- Information given:
* Start *

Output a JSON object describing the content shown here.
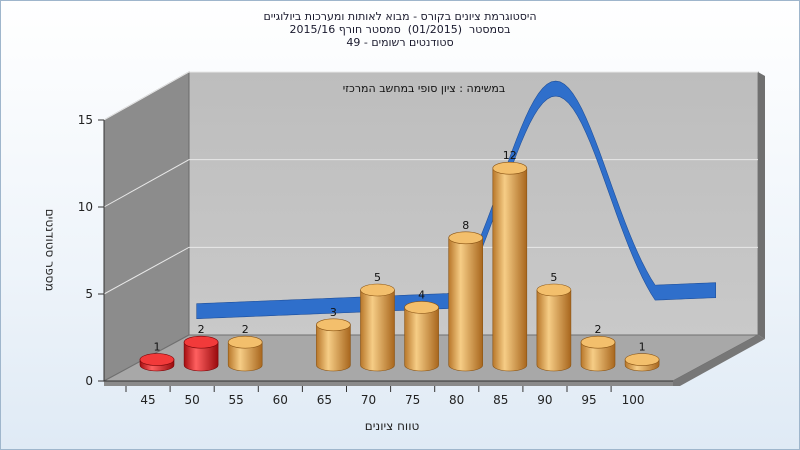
{
  "chart_data": {
    "type": "bar",
    "title": [
      "היסטוגרמת ציונים בקורס - מבוא לאותות ומערכות ביולוגיים",
      "בסמסטר  (01/2015)  סמסטר חורף 2015/16",
      "סטודנטים רשומים - 49"
    ],
    "subtitle": "במשימה : ציון סופי במחשב המרכזי",
    "xlabel": "טווח ציונים",
    "ylabel": "מספר סטודנטים",
    "ylim": [
      0,
      15
    ],
    "yticks": [
      "0",
      "5",
      "10",
      "15"
    ],
    "categories": [
      "45",
      "50",
      "55",
      "60",
      "65",
      "70",
      "75",
      "80",
      "85",
      "90",
      "95",
      "100"
    ],
    "values": [
      1,
      2,
      2,
      0,
      3,
      5,
      4,
      8,
      12,
      5,
      2,
      1
    ],
    "bar_colors": [
      "#e8141b",
      "#e8141b",
      "#e2a24e",
      "#e2a24e",
      "#e2a24e",
      "#e2a24e",
      "#e2a24e",
      "#e2a24e",
      "#e2a24e",
      "#e2a24e",
      "#e2a24e",
      "#e2a24e"
    ],
    "curve_color": "#2f6fcb",
    "grid": true
  }
}
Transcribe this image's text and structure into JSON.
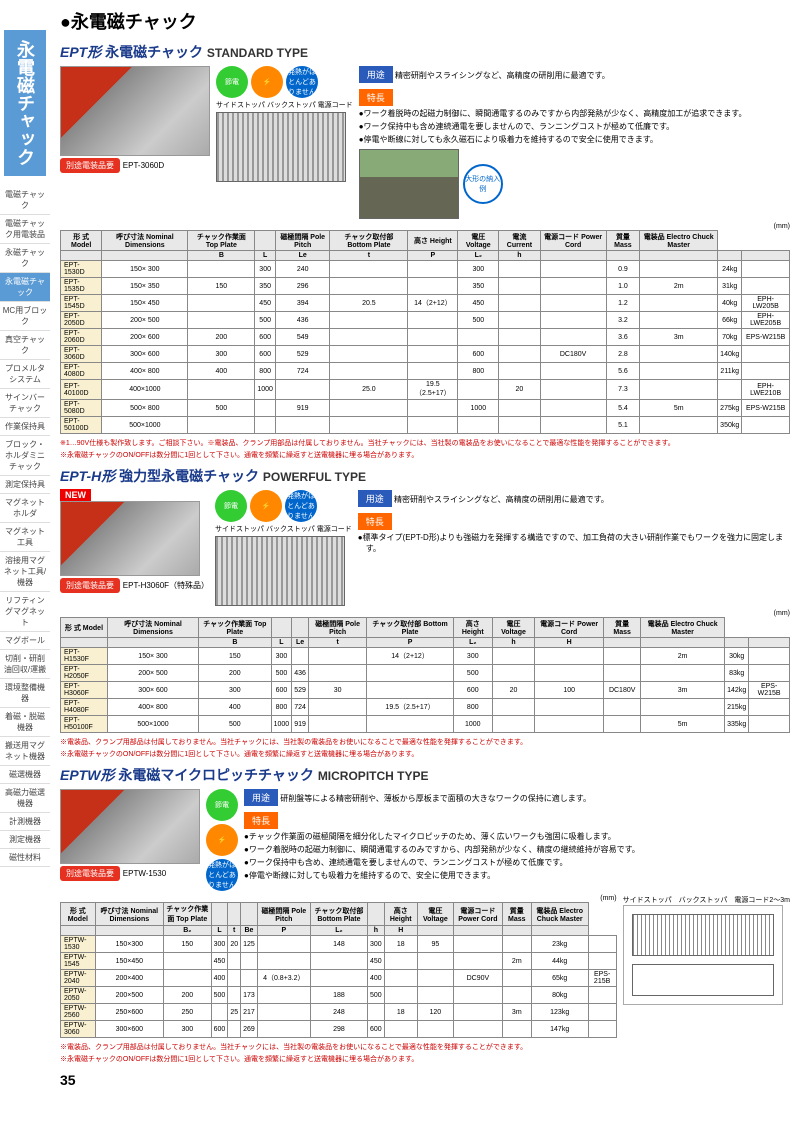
{
  "pageTitle": "●永電磁チャック",
  "sidebarTitle": "永電磁チャック",
  "sidebarItems": [
    "電磁チャック",
    "電磁チャック用電装品",
    "永磁チャック",
    "永電磁チャック",
    "MC用ブロック",
    "真空チャック",
    "プロメルタシステム",
    "サインバーチャック",
    "作業保持具",
    "ブロック・ホルダミニチャック",
    "測定保持具",
    "マグネットホルダ",
    "マグネット工具",
    "溶接用マグネット工具/機器",
    "リフティングマグネット",
    "マグボール",
    "切削・研削油回収/運搬",
    "環境整備機器",
    "着磁・脱磁機器",
    "搬送用マグネット機器",
    "磁選機器",
    "高磁力磁選機器",
    "計測機器",
    "測定機器",
    "磁性材料"
  ],
  "sidebarActive": 3,
  "pageNumber": "35",
  "badges": {
    "separate": "別途電装品要",
    "new": "NEW"
  },
  "iconLabels": {
    "saving": "節電",
    "heat": "発熱がほとんどありません"
  },
  "tags": {
    "use": "用途",
    "feature": "特長"
  },
  "sections": [
    {
      "title": "EPT形 永電磁チャック",
      "subtitle": "STANDARD TYPE",
      "modelLabel": "EPT-3060D",
      "use": "精密研削やスライシングなど、高精度の研削用に最適です。",
      "features": [
        "●ワーク着脱時の起磁力制御に、瞬間通電するのみですから内部発熱が少なく、高精度加工が追求できます。",
        "●ワーク保持中も含め連続通電を要しませんので、ランニングコストが極めて低廉です。",
        "●停電や断線に対しても永久磁石により吸着力を維持するので安全に使用できます。"
      ],
      "bigExample": "大形の納入例",
      "tableHeaders": [
        "形 式 Model",
        "呼び寸法 Nominal Dimensions",
        "チャック作業面 Top Plate",
        "",
        "磁極間隔 Pole Pitch",
        "チャック取付部 Bottom Plate",
        "高さ Height",
        "電圧 Voltage",
        "電流 Current",
        "電源コード Power Cord",
        "質量 Mass",
        "電装品 Electro Chuck Master"
      ],
      "subHeaders": [
        "",
        "",
        "B",
        "L",
        "Le",
        "t",
        "P",
        "L₂",
        "h",
        "",
        "",
        "",
        "",
        ""
      ],
      "rows": [
        [
          "EPT- 1530D",
          "150× 300",
          "",
          "300",
          "240",
          "",
          "",
          "300",
          "",
          "",
          "0.9",
          "",
          "24kg",
          ""
        ],
        [
          "EPT- 1535D",
          "150× 350",
          "150",
          "350",
          "296",
          "",
          "",
          "350",
          "",
          "",
          "1.0",
          "2m",
          "31kg",
          ""
        ],
        [
          "EPT- 1545D",
          "150× 450",
          "",
          "450",
          "394",
          "20.5",
          "14（2+12）",
          "450",
          "",
          "",
          "1.2",
          "",
          "40kg",
          "EPH-LW205B"
        ],
        [
          "EPT- 2050D",
          "200× 500",
          "",
          "500",
          "436",
          "",
          "",
          "500",
          "",
          "",
          "3.2",
          "",
          "66kg",
          "EPH-LWE205B"
        ],
        [
          "EPT- 2060D",
          "200× 600",
          "200",
          "600",
          "549",
          "",
          "",
          "",
          "",
          "",
          "3.6",
          "3m",
          "70kg",
          "EPS-W215B"
        ],
        [
          "EPT- 3060D",
          "300× 600",
          "300",
          "600",
          "529",
          "",
          "",
          "600",
          "",
          "DC180V",
          "2.8",
          "",
          "140kg",
          ""
        ],
        [
          "EPT- 4080D",
          "400× 800",
          "400",
          "800",
          "724",
          "",
          "",
          "800",
          "",
          "",
          "5.6",
          "",
          "211kg",
          ""
        ],
        [
          "EPT-40100D",
          "400×1000",
          "",
          "1000",
          "",
          "25.0",
          "19.5（2.5+17）",
          "",
          "20",
          "",
          "7.3",
          "",
          "",
          "EPH-LWE210B"
        ],
        [
          "EPT- 5080D",
          "500× 800",
          "500",
          "",
          "919",
          "",
          "",
          "1000",
          "",
          "",
          "5.4",
          "5m",
          "275kg",
          "EPS-W215B"
        ],
        [
          "EPT-50100D",
          "500×1000",
          "",
          "",
          "",
          "",
          "",
          "",
          "",
          "",
          "5.1",
          "",
          "350kg",
          ""
        ]
      ],
      "notes": [
        "※1…90V仕様も製作致します。ご相談下さい。※電装品、クランプ用部品は付属しておりません。当社チャックには、当社製の電装品をお使いになることで最適な性能を発揮することができます。",
        "※永電磁チャックのON/OFFは数分間に1回として下さい。通電を頻繁に繰返すと送電機器に埋る場合があります。"
      ]
    },
    {
      "title": "EPT-H形 強力型永電磁チャック",
      "subtitle": "POWERFUL TYPE",
      "modelLabel": "EPT-H3060F（特殊品）",
      "use": "精密研削やスライシングなど、高精度の研削用に最適です。",
      "features": [
        "●標準タイプ(EPT-D形)よりも強磁力を発揮する構造ですので、加工負荷の大きい研削作業でもワークを強力に固定します。"
      ],
      "tableHeaders": [
        "形 式 Model",
        "呼び寸法 Nominal Dimensions",
        "チャック作業面 Top Plate",
        "",
        "",
        "磁極間隔 Pole Pitch",
        "チャック取付部 Bottom Plate",
        "高さ Height",
        "電圧 Voltage",
        "電源コード Power Cord",
        "質量 Mass",
        "電装品 Electro Chuck Master"
      ],
      "subHeaders": [
        "",
        "",
        "B",
        "L",
        "Le",
        "t",
        "P",
        "L₂",
        "h",
        "H",
        "",
        "",
        "",
        ""
      ],
      "rows": [
        [
          "EPT- H1530F",
          "150× 300",
          "150",
          "300",
          "",
          "",
          "14（2+12）",
          "300",
          "",
          "",
          "",
          "2m",
          "30kg",
          ""
        ],
        [
          "EPT- H2050F",
          "200× 500",
          "200",
          "500",
          "436",
          "",
          "",
          "500",
          "",
          "",
          "",
          "",
          "83kg",
          ""
        ],
        [
          "EPT- H3060F",
          "300× 600",
          "300",
          "600",
          "529",
          "30",
          "",
          "600",
          "20",
          "100",
          "DC180V",
          "3m",
          "142kg",
          "EPS-W215B"
        ],
        [
          "EPT- H4080F",
          "400× 800",
          "400",
          "800",
          "724",
          "",
          "19.5（2.5+17）",
          "800",
          "",
          "",
          "",
          "",
          "215kg",
          ""
        ],
        [
          "EPT-H50100F",
          "500×1000",
          "500",
          "1000",
          "919",
          "",
          "",
          "1000",
          "",
          "",
          "",
          "5m",
          "335kg",
          ""
        ]
      ],
      "notes": [
        "※電装品、クランプ用部品は付属しておりません。当社チャックには、当社製の電装品をお使いになることで最適な性能を発揮することができます。",
        "※永電磁チャックのON/OFFは数分間に1回として下さい。通電を頻繁に繰返すと送電機器に埋る場合があります。"
      ]
    },
    {
      "title": "EPTW形 永電磁マイクロピッチチャック",
      "subtitle": "MICROPITCH TYPE",
      "modelLabel": "EPTW-1530",
      "use": "研削盤等による精密研削や、薄板から厚板まで面積の大きなワークの保持に適します。",
      "features": [
        "●チャック作業面の磁極間隔を細分化したマイクロピッチのため、薄く広いワークも強固に吸着します。",
        "●ワーク着脱時の起磁力制御に、瞬間通電するのみですから、内部発熱が少なく、精度の継続維持が容易です。",
        "●ワーク保持中も含め、連続通電を要しませんので、ランニングコストが極めて低廉です。",
        "●停電や断線に対しても吸着力を維持するので、安全に使用できます。"
      ],
      "tableHeaders": [
        "形 式 Model",
        "呼び寸法 Nominal Dimensions",
        "チャック作業面 Top Plate",
        "",
        "",
        "",
        "磁極間隔 Pole Pitch",
        "チャック取付部 Bottom Plate",
        "",
        "高さ Height",
        "電圧 Voltage",
        "電源コード Power Cord",
        "質量 Mass",
        "電装品 Electro Chuck Master"
      ],
      "subHeaders": [
        "",
        "",
        "B₂",
        "L",
        "t",
        "Be",
        "P",
        "L₂",
        "h",
        "H",
        "",
        "",
        "",
        ""
      ],
      "rows": [
        [
          "EPTW-1530",
          "150×300",
          "150",
          "300",
          "20",
          "125",
          "",
          "148",
          "300",
          "18",
          "95",
          "",
          "",
          "23kg",
          ""
        ],
        [
          "EPTW-1545",
          "150×450",
          "",
          "450",
          "",
          "",
          "",
          "",
          "450",
          "",
          "",
          "",
          "2m",
          "44kg",
          ""
        ],
        [
          "EPTW-2040",
          "200×400",
          "",
          "400",
          "",
          "",
          "4（0.8+3.2）",
          "",
          "400",
          "",
          "",
          "DC90V",
          "",
          "65kg",
          "EPS-215B"
        ],
        [
          "EPTW-2050",
          "200×500",
          "200",
          "500",
          "",
          "173",
          "",
          "188",
          "500",
          "",
          "",
          "",
          "",
          "80kg",
          ""
        ],
        [
          "EPTW-2560",
          "250×600",
          "250",
          "",
          "25",
          "217",
          "",
          "248",
          "",
          "18",
          "120",
          "",
          "3m",
          "123kg",
          ""
        ],
        [
          "EPTW-3060",
          "300×600",
          "300",
          "600",
          "",
          "269",
          "",
          "298",
          "600",
          "",
          "",
          "",
          "",
          "147kg",
          ""
        ]
      ],
      "notes": [
        "※電装品、クランプ用部品は付属しておりません。当社チャックには、当社製の電装品をお使いになることで最適な性能を発揮することができます。",
        "※永電磁チャックのON/OFFは数分間に1回として下さい。通電を頻繁に繰返すと送電機器に埋る場合があります。"
      ],
      "drawLabels": {
        "side": "サイドストッパ",
        "back": "バックストッパ",
        "cord": "電源コード2～3m"
      }
    }
  ]
}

* End *

- Brief: Above are lines of data; state how many of them contain the word "modelLabel", with no other output.

- Full solution: 3